[Collected data entries]

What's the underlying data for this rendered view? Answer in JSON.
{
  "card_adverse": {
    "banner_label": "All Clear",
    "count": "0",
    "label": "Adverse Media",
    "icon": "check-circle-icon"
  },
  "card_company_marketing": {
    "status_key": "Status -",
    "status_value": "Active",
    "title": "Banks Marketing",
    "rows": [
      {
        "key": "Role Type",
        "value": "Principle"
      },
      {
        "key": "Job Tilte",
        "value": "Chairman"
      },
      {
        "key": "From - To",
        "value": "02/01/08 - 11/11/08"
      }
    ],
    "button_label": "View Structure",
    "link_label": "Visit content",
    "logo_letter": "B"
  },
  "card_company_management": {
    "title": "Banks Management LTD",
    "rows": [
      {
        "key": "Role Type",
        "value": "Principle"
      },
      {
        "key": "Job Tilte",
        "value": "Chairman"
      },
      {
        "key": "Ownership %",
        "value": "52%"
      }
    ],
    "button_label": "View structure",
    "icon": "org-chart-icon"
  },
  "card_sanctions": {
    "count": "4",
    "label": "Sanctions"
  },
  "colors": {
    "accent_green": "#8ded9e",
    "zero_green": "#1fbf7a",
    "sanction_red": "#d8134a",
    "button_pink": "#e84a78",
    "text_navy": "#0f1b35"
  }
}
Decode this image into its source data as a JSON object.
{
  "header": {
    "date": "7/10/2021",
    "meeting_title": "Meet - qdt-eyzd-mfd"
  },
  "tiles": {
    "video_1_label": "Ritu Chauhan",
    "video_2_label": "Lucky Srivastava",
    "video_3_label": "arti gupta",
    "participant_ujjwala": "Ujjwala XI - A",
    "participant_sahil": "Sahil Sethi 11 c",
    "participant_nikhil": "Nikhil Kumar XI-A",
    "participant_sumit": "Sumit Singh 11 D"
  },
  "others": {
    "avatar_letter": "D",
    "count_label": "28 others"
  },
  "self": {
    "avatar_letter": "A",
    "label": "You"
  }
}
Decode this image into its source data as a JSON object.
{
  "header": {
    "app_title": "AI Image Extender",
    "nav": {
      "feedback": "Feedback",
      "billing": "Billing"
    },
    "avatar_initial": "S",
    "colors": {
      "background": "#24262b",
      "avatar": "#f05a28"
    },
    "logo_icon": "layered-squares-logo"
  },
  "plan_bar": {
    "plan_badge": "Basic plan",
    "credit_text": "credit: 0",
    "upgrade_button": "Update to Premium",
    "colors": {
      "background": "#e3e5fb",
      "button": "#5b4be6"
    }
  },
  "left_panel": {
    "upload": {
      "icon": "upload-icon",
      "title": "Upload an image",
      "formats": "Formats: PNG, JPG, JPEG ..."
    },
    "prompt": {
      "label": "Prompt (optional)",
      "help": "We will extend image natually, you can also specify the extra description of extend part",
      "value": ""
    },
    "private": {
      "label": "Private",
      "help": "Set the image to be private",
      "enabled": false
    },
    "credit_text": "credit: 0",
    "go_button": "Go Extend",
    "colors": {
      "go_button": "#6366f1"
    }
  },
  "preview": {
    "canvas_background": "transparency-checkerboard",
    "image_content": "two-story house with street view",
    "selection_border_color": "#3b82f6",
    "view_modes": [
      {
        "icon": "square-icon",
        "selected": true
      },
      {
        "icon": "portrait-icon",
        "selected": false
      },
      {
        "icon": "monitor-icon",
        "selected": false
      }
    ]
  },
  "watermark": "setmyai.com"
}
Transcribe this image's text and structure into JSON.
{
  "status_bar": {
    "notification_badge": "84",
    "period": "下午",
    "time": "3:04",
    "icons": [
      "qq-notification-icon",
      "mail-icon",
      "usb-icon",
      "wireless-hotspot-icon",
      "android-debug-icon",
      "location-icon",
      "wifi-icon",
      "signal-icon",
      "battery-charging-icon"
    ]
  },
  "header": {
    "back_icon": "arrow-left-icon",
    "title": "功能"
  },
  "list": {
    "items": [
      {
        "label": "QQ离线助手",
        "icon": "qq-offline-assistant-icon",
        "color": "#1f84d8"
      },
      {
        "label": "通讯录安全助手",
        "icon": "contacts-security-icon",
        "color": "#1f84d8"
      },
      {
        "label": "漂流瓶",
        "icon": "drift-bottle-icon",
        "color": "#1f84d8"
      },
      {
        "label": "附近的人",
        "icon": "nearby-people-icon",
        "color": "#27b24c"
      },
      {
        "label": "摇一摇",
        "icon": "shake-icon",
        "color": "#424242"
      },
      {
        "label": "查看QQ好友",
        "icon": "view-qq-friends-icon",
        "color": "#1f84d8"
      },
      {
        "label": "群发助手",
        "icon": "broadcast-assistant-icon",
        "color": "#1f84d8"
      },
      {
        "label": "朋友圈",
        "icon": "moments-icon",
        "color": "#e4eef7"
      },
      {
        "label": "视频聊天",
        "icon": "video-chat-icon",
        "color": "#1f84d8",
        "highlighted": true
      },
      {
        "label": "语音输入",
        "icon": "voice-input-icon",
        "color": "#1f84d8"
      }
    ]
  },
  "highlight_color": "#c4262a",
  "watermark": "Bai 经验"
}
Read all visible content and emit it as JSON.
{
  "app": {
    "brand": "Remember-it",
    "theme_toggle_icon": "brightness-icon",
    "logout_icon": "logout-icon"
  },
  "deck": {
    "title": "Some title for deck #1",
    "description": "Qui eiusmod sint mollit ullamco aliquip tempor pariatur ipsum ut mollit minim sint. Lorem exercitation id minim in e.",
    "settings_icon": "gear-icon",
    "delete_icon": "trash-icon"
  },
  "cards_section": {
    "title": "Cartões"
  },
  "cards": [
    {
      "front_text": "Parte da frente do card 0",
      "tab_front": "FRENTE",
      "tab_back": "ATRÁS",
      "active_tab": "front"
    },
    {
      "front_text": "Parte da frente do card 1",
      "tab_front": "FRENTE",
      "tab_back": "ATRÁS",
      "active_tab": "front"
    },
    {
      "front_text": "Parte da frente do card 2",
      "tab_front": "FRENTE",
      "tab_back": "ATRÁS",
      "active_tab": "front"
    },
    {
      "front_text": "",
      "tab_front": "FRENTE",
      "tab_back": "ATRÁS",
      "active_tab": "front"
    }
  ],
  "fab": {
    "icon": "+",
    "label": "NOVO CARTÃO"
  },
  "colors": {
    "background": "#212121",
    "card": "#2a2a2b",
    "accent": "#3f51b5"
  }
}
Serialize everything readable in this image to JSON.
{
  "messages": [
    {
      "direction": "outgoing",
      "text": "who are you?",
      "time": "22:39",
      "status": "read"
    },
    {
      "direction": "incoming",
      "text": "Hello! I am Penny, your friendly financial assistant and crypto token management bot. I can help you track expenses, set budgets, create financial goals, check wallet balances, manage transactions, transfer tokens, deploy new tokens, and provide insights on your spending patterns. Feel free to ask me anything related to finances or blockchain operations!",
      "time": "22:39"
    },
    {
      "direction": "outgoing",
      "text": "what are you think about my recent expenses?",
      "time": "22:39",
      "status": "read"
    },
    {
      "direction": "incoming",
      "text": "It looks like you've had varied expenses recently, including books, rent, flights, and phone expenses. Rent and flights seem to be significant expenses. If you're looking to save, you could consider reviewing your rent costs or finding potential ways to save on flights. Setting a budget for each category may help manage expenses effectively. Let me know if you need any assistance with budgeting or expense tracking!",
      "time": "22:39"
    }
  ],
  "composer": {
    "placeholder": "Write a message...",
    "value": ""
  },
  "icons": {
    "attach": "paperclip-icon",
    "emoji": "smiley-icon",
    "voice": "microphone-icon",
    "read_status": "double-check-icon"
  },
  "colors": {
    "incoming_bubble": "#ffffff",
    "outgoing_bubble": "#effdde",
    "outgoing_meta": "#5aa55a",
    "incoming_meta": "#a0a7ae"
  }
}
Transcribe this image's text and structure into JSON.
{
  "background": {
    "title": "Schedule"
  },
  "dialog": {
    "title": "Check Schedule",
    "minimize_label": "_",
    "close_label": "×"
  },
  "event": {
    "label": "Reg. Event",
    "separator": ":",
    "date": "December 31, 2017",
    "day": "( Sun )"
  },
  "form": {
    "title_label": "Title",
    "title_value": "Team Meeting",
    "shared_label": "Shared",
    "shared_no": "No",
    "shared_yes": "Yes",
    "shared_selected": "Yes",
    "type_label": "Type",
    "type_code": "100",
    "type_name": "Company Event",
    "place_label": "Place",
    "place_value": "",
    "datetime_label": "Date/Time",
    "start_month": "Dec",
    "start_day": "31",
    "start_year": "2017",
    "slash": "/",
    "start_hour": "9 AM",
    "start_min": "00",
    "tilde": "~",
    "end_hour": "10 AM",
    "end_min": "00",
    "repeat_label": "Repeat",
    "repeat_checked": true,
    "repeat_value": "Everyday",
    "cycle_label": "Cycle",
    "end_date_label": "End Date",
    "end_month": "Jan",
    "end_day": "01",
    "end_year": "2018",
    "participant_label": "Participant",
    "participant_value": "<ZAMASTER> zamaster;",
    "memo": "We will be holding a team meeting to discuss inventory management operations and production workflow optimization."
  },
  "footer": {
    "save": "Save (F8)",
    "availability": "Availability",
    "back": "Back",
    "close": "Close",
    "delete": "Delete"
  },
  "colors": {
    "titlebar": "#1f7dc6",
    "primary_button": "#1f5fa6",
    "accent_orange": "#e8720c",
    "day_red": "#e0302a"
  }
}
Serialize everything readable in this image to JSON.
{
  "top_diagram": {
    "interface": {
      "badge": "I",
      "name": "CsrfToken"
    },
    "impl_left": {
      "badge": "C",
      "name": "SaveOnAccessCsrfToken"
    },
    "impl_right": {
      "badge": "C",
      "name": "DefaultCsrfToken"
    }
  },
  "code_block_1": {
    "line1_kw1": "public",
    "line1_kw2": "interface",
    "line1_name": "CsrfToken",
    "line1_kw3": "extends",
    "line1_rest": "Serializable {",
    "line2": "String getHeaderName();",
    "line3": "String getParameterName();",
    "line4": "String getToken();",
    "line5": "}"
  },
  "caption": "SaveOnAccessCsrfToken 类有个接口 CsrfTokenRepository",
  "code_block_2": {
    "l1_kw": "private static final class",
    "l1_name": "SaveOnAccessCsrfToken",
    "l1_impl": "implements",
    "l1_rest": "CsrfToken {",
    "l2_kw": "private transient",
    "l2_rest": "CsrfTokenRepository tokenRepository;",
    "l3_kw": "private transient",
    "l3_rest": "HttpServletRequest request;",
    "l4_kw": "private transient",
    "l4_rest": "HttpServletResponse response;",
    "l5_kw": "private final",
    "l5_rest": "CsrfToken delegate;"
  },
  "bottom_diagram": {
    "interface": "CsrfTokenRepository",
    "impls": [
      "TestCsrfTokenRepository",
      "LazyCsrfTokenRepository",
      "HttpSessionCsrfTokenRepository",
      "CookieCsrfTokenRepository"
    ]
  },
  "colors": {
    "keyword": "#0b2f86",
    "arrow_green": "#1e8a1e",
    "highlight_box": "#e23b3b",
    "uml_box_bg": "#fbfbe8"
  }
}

:: Exercise description ::
Pick out the lines that contain "Banks" and copy them.

:: Result of this exercise ::
    "title": "Banks Marketing",
    "title": "Banks Management LTD",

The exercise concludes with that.